**Objective:** Copy each line of the data below with the word "Heliocentric".

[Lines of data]

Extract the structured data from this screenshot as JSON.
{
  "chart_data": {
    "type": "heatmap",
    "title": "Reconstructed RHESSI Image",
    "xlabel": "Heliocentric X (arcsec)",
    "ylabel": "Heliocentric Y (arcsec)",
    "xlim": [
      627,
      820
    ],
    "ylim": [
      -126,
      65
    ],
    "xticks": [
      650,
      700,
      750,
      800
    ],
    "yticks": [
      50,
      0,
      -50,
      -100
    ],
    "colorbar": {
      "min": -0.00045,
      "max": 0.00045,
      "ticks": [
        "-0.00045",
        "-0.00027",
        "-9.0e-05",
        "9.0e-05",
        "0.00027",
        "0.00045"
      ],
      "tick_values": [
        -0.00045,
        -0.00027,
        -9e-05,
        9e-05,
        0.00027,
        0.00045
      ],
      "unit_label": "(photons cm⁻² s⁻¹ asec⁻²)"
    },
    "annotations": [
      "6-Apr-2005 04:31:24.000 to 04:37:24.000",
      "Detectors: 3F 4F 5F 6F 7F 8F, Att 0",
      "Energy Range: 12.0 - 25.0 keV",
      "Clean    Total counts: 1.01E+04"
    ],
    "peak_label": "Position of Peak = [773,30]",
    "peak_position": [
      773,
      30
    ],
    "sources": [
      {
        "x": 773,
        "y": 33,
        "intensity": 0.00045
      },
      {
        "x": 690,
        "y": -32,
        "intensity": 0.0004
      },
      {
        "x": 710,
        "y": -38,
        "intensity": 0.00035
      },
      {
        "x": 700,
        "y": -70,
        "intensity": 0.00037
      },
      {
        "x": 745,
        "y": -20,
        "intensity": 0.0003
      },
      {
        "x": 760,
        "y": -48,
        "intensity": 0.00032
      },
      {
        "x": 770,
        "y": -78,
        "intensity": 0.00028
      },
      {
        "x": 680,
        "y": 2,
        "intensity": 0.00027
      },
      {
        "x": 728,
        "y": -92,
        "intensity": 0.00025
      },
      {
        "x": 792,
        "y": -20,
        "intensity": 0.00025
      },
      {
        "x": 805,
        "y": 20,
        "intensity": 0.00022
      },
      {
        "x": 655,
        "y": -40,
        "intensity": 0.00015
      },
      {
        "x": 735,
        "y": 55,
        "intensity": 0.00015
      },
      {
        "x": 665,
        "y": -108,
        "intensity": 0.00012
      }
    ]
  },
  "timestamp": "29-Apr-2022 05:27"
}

**The response:**
    "xlabel": "Heliocentric X (arcsec)",
    "ylabel": "Heliocentric Y (arcsec)",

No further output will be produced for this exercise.